* begin Data to process *

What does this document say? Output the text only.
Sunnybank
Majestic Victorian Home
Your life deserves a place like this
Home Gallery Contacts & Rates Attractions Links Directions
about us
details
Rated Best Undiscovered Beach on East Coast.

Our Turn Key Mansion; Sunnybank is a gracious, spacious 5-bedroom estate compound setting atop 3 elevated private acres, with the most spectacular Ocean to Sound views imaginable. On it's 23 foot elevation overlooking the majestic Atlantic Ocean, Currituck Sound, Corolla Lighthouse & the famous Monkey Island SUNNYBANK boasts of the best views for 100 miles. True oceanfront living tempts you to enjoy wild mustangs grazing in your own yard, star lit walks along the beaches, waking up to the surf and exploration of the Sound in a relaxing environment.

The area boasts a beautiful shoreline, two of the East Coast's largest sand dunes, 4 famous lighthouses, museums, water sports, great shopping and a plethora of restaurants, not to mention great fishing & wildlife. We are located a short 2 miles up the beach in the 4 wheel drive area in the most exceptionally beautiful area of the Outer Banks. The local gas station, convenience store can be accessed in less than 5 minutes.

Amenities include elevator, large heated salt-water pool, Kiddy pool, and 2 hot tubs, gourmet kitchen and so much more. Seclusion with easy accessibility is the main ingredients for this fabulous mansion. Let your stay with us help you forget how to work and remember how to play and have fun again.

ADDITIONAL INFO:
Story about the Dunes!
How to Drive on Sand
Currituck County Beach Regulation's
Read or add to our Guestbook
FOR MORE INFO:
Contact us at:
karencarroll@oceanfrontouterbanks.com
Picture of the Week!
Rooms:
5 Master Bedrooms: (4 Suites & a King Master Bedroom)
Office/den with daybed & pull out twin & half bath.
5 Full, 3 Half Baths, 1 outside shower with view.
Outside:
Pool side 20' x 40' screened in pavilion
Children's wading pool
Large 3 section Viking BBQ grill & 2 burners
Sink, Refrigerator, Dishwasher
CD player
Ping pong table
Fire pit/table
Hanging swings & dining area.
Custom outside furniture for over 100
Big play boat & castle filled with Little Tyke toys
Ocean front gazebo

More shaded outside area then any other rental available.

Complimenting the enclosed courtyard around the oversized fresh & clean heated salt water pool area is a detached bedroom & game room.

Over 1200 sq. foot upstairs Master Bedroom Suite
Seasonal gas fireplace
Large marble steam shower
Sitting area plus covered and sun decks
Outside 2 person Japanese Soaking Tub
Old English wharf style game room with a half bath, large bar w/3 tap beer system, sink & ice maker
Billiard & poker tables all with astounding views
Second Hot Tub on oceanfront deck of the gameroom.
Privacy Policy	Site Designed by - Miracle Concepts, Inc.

* end Data to process *
* begin Data to process *

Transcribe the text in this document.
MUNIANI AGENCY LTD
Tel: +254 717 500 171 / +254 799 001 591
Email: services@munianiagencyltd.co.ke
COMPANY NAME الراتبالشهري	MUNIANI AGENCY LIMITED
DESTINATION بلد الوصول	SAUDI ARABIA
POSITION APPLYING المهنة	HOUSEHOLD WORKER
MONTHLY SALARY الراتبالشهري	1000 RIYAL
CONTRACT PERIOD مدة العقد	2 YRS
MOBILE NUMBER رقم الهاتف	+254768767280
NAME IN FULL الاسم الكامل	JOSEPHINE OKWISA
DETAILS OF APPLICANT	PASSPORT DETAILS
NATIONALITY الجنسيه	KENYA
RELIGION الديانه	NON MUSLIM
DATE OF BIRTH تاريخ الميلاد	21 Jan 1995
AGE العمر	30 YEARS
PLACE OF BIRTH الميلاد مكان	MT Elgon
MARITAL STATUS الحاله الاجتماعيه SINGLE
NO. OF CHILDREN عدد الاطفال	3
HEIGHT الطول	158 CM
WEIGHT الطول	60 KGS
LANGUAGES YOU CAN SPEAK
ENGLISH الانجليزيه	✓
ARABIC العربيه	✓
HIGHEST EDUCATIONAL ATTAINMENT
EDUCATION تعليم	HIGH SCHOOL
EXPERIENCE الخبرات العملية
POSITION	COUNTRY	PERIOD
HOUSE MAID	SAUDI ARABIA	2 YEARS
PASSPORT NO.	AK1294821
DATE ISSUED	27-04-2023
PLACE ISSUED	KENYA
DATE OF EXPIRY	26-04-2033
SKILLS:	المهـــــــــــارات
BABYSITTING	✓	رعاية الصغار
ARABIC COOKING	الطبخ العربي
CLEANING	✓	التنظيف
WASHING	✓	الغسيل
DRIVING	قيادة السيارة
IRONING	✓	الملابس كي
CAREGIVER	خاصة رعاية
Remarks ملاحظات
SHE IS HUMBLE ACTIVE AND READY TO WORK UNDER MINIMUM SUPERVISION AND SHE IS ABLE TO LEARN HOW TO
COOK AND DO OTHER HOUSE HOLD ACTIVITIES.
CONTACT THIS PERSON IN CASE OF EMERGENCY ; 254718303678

* end Data to process *
* begin Data to process *

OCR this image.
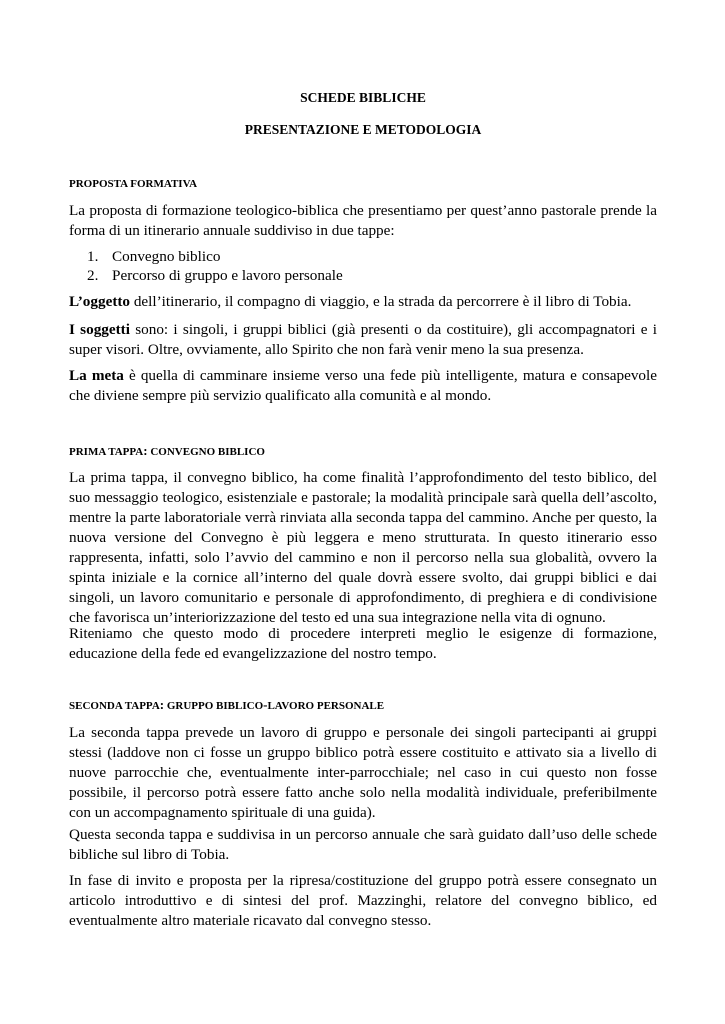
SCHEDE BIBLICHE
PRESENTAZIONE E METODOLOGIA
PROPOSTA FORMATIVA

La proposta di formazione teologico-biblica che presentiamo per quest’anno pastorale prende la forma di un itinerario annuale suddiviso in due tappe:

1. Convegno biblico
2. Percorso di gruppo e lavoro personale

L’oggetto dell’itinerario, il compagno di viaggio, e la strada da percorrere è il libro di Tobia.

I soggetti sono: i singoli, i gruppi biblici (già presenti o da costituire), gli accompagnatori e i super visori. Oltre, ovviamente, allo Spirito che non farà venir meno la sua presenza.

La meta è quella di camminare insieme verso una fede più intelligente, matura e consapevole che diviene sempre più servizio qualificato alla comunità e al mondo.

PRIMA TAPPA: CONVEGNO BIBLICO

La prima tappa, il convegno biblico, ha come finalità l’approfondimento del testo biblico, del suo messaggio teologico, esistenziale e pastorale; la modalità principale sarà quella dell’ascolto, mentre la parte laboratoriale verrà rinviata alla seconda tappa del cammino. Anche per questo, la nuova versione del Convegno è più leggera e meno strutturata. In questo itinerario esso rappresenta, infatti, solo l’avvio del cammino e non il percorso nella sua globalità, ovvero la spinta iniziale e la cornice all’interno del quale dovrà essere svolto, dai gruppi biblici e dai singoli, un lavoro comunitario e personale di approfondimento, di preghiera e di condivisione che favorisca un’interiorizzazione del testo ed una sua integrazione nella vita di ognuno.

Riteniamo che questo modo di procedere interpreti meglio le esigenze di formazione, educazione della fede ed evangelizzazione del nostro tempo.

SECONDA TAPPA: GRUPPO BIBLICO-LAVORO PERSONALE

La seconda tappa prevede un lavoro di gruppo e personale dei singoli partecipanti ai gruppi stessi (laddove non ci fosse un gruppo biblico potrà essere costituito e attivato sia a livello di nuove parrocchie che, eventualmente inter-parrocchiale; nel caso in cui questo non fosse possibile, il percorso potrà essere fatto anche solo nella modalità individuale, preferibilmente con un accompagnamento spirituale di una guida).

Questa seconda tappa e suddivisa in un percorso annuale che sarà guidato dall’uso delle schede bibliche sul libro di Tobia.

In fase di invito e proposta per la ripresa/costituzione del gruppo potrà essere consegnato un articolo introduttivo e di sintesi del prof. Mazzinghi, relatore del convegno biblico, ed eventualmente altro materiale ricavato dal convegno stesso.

* end Data to process *

:: Directions ::
Report the number of lines above that contain the word "الطول", and only that number.

:: Written solution ::
2